Give back all of the records exactly.
^^^^^^^^^^^^^^^^
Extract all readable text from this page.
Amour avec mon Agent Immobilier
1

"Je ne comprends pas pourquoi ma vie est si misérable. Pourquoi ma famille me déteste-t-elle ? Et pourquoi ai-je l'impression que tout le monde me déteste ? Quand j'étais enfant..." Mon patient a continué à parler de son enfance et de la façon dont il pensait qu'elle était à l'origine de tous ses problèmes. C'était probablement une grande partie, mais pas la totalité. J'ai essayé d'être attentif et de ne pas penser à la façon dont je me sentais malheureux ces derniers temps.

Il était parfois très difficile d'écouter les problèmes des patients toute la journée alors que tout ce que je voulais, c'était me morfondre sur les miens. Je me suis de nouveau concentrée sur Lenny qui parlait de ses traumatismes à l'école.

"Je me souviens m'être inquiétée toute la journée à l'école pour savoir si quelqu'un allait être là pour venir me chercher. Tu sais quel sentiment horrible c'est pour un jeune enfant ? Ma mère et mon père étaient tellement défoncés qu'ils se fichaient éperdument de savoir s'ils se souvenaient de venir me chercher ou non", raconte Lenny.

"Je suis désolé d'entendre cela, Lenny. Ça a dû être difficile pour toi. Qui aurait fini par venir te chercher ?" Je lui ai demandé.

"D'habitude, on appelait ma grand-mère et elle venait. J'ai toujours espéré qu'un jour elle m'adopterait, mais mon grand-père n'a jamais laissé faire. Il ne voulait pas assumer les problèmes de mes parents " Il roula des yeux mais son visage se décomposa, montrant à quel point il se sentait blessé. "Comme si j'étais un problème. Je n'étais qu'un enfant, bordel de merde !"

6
^^^^^^^^^^^^^^^^
Result:
Extract all readable text from this page.
Amour avec mon Agent Immobilier
1

"Je ne comprends pas pourquoi ma vie est si misérable. Pourquoi ma famille me déteste-t-elle ? Et pourquoi ai-je l'impression que tout le monde me déteste ? Quand j'étais enfant..." Mon patient a continué à parler de son enfance et de la façon dont il pensait qu'elle était à l'origine de tous ses problèmes. C'était probablement une grande partie, mais pas la totalité. J'ai essayé d'être attentif et de ne pas penser à la façon dont je me sentais malheureux ces derniers temps.

Il était parfois très difficile d'écouter les problèmes des patients toute la journée alors que tout ce que je voulais, c'était me morfondre sur les miens. Je me suis de nouveau concentrée sur Lenny qui parlait de ses traumatismes à l'école.

"Je me souviens m'être inquiétée toute la journée à l'école pour savoir si quelqu'un allait être là pour venir me chercher. Tu sais quel sentiment horrible c'est pour un jeune enfant ? Ma mère et mon père étaient tellement défoncés qu'ils se fichaient éperdument de savoir s'ils se souvenaient de venir me chercher ou non", raconte Lenny.

"Je suis désolé d'entendre cela, Lenny. Ça a dû être difficile pour toi. Qui aurait fini par venir te chercher ?" Je lui ai demandé.

"D'habitude, on appelait ma grand-mère et elle venait. J'ai toujours espéré qu'un jour elle m'adopterait, mais mon grand-père n'a jamais laissé faire. Il ne voulait pas assumer les problèmes de mes parents " Il roula des yeux mais son visage se décomposa, montrant à quel point il se sentait blessé. "Comme si j'étais un problème. Je n'étais qu'un enfant, bordel de merde !"

6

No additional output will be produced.